### Set task:
Below is a block of records: output all of them exactly and leave out the pictures.

### Given information:

________________________________________

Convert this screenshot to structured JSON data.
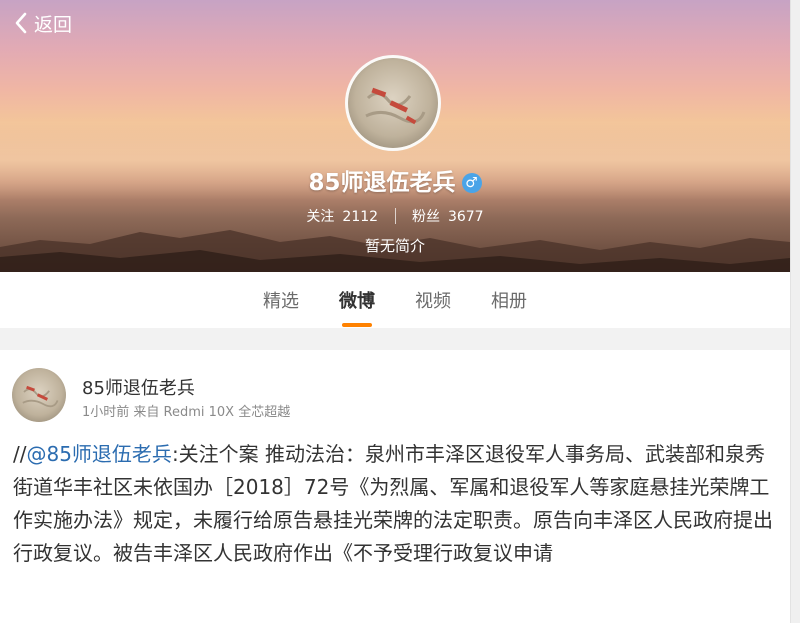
{
  "header": {
    "back_label": "返回",
    "profile_name": "85师退伍老兵",
    "gender_symbol": "♂",
    "following_label": "关注",
    "following_count": "2112",
    "followers_label": "粉丝",
    "followers_count": "3677",
    "bio": "暂无简介"
  },
  "tabs": [
    {
      "label": "精选",
      "active": false
    },
    {
      "label": "微博",
      "active": true
    },
    {
      "label": "视频",
      "active": false
    },
    {
      "label": "相册",
      "active": false
    }
  ],
  "post": {
    "author": "85师退伍老兵",
    "meta": "1小时前 来自 Redmi 10X 全芯超越",
    "prefix": "//",
    "mention": "@85师退伍老兵",
    "text": ":关注个案 推动法治：泉州市丰泽区退役军人事务局、武装部和泉秀街道华丰社区未依国办［2018］72号《为烈属、军属和退役军人等家庭悬挂光荣牌工作实施办法》规定，未履行给原告悬挂光荣牌的法定职责。原告向丰泽区人民政府提出行政复议。被告丰泽区人民政府作出《不予受理行政复议申请"
  },
  "colors": {
    "accent": "#ff8200",
    "mention": "#2b6cb0",
    "gender_badge": "#4aa4e8"
  },
  "icons": {
    "back": "chevron-left-icon",
    "gender": "male-icon"
  }
}
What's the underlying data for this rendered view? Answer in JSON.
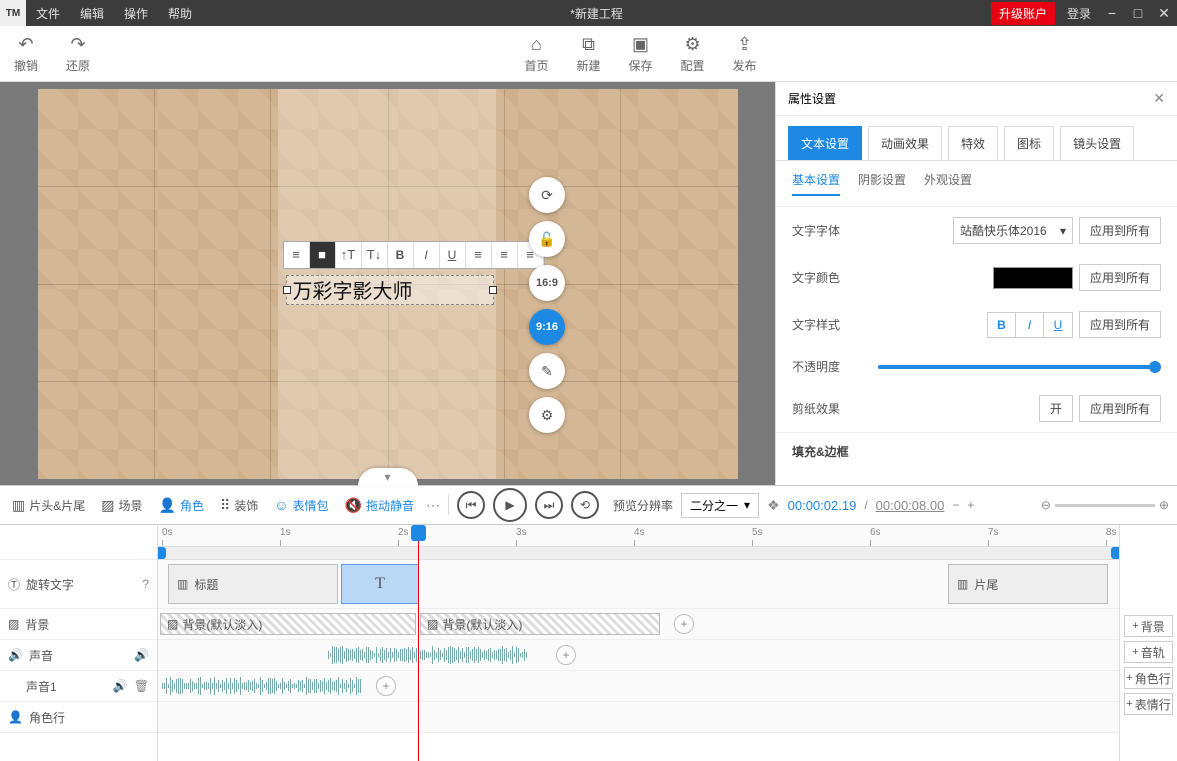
{
  "app": {
    "logo": "TM",
    "title": "*新建工程",
    "upgrade": "升级账户",
    "login": "登录"
  },
  "menu": [
    "文件",
    "编辑",
    "操作",
    "帮助"
  ],
  "toolbar": {
    "undo": "撤销",
    "redo": "还原",
    "home": "首页",
    "new": "新建",
    "save": "保存",
    "config": "配置",
    "publish": "发布"
  },
  "canvas": {
    "text": "万彩字影大师",
    "aspect": {
      "ratio1": "16:9",
      "ratio2": "9:16"
    }
  },
  "props": {
    "title": "属性设置",
    "tabs": [
      "文本设置",
      "动画效果",
      "特效",
      "图标",
      "镜头设置"
    ],
    "subtabs": [
      "基本设置",
      "阴影设置",
      "外观设置"
    ],
    "font_label": "文字字体",
    "font_value": "站酷快乐体2016",
    "color_label": "文字颜色",
    "style_label": "文字样式",
    "opacity_label": "不透明度",
    "papercut_label": "剪纸效果",
    "papercut_toggle": "开",
    "apply_all": "应用到所有",
    "section2": "填充&边框"
  },
  "timeline_bar": {
    "head_tail": "片头&片尾",
    "scene": "场景",
    "role": "角色",
    "deco": "装饰",
    "emoji": "表情包",
    "drag_mute": "拖动静音",
    "preview_label": "预览分辨率",
    "preview_value": "二分之一",
    "time_current": "00:00:02.19",
    "time_sep": " / ",
    "time_duration": "00:00:08.00"
  },
  "ruler": [
    "0s",
    "1s",
    "2s",
    "3s",
    "4s",
    "5s",
    "6s",
    "7s",
    "8s"
  ],
  "tracks": {
    "text": "旋转文字",
    "bg": "背景",
    "sound": "声音",
    "sound1": "声音1",
    "role_row": "角色行",
    "clip_title": "标题",
    "clip_t": "T",
    "clip_tail": "片尾",
    "bg_clip": "背景(默认淡入)"
  },
  "side": {
    "bg": "背景",
    "track": "音轨",
    "role": "角色行",
    "emoji": "表情行"
  }
}
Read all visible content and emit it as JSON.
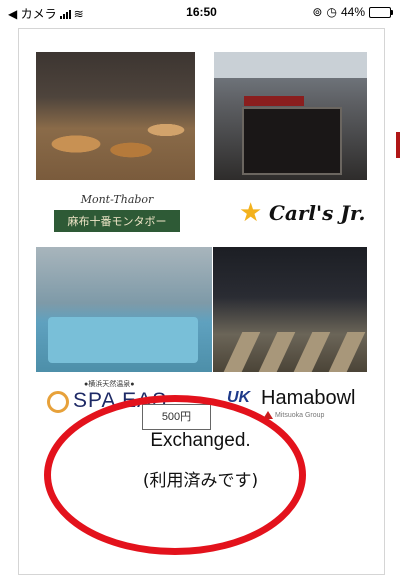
{
  "status_bar": {
    "back_app": "◀ カメラ",
    "time": "16:50",
    "battery_percent": "44%"
  },
  "coupon": {
    "logos": {
      "mont_script": "Mont-Thabor",
      "mont_jp": "麻布十番モンタボー",
      "carls": "Carl's Jr.",
      "spa_small": "●横浜天然温泉●",
      "spa": "SPA EAS",
      "hama_mark": "UK",
      "hama": "Hamabowl"
    },
    "value_label": "500円",
    "group_label": "Mitsuoka Group",
    "exchanged_label": "Exchanged.",
    "exchanged_jp_label": "(利用済みです)"
  },
  "colors": {
    "accent_red": "#e3121c",
    "mont_green": "#2e5a36",
    "carls_star": "#f3b21d",
    "spa_navy": "#1e2a66"
  }
}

________________________________________

### Written answer:
Convert this screenshot to structured JSON data.
{
  "header": {
    "back_label": "返回",
    "profile_name": "85师退伍老兵",
    "gender_symbol": "♂",
    "following_label": "关注",
    "following_count": "2112",
    "followers_label": "粉丝",
    "followers_count": "3677",
    "bio": "暂无简介"
  },
  "tabs": [
    {
      "label": "精选",
      "active": false
    },
    {
      "label": "微博",
      "active": true
    },
    {
      "label": "视频",
      "active": false
    },
    {
      "label": "相册",
      "active": false
    }
  ],
  "post": {
    "author": "85师退伍老兵",
    "meta": "1小时前 来自 Redmi 10X 全芯超越",
    "prefix": "//",
    "mention": "@85师退伍老兵",
    "text": ":关注个案 推动法治：泉州市丰泽区退役军人事务局、武装部和泉秀街道华丰社区未依国办［2018］72号《为烈属、军属和退役军人等家庭悬挂光荣牌工作实施办法》规定，未履行给原告悬挂光荣牌的法定职责。原告向丰泽区人民政府提出行政复议。被告丰泽区人民政府作出《不予受理行政复议申请"
  },
  "colors": {
    "accent": "#ff8200",
    "mention": "#2b6cb0",
    "gender_badge": "#4aa4e8"
  },
  "icons": {
    "back": "chevron-left-icon",
    "gender": "male-icon"
  }
}
What's the underlying data for this rendered view? Answer in JSON.
{
  "app": {
    "logo": "TM",
    "title": "*新建工程",
    "upgrade": "升级账户",
    "login": "登录"
  },
  "menu": [
    "文件",
    "编辑",
    "操作",
    "帮助"
  ],
  "toolbar": {
    "undo": "撤销",
    "redo": "还原",
    "home": "首页",
    "new": "新建",
    "save": "保存",
    "config": "配置",
    "publish": "发布"
  },
  "canvas": {
    "text": "万彩字影大师",
    "aspect": {
      "ratio1": "16:9",
      "ratio2": "9:16"
    }
  },
  "props": {
    "title": "属性设置",
    "tabs": [
      "文本设置",
      "动画效果",
      "特效",
      "图标",
      "镜头设置"
    ],
    "subtabs": [
      "基本设置",
      "阴影设置",
      "外观设置"
    ],
    "font_label": "文字字体",
    "font_value": "站酷快乐体2016",
    "color_label": "文字颜色",
    "style_label": "文字样式",
    "opacity_label": "不透明度",
    "papercut_label": "剪纸效果",
    "papercut_toggle": "开",
    "apply_all": "应用到所有",
    "section2": "填充&边框"
  },
  "timeline_bar": {
    "head_tail": "片头&片尾",
    "scene": "场景",
    "role": "角色",
    "deco": "装饰",
    "emoji": "表情包",
    "drag_mute": "拖动静音",
    "preview_label": "预览分辨率",
    "preview_value": "二分之一",
    "time_current": "00:00:02.19",
    "time_sep": " / ",
    "time_duration": "00:00:08.00"
  },
  "ruler": [
    "0s",
    "1s",
    "2s",
    "3s",
    "4s",
    "5s",
    "6s",
    "7s",
    "8s"
  ],
  "tracks": {
    "text": "旋转文字",
    "bg": "背景",
    "sound": "声音",
    "sound1": "声音1",
    "role_row": "角色行",
    "clip_title": "标题",
    "clip_t": "T",
    "clip_tail": "片尾",
    "bg_clip": "背景(默认淡入)"
  },
  "side": {
    "bg": "背景",
    "track": "音轨",
    "role": "角色行",
    "emoji": "表情行"
  }
}
Read all visible content and emit it as JSON.
{
  "status_bar": {
    "back_app": "◀ カメラ",
    "time": "16:50",
    "battery_percent": "44%"
  },
  "coupon": {
    "logos": {
      "mont_script": "Mont-Thabor",
      "mont_jp": "麻布十番モンタボー",
      "carls": "Carl's Jr.",
      "spa_small": "●横浜天然温泉●",
      "spa": "SPA EAS",
      "hama_mark": "UK",
      "hama": "Hamabowl"
    },
    "value_label": "500円",
    "group_label": "Mitsuoka Group",
    "exchanged_label": "Exchanged.",
    "exchanged_jp_label": "(利用済みです)"
  },
  "colors": {
    "accent_red": "#e3121c",
    "mont_green": "#2e5a36",
    "carls_star": "#f3b21d",
    "spa_navy": "#1e2a66"
  }
}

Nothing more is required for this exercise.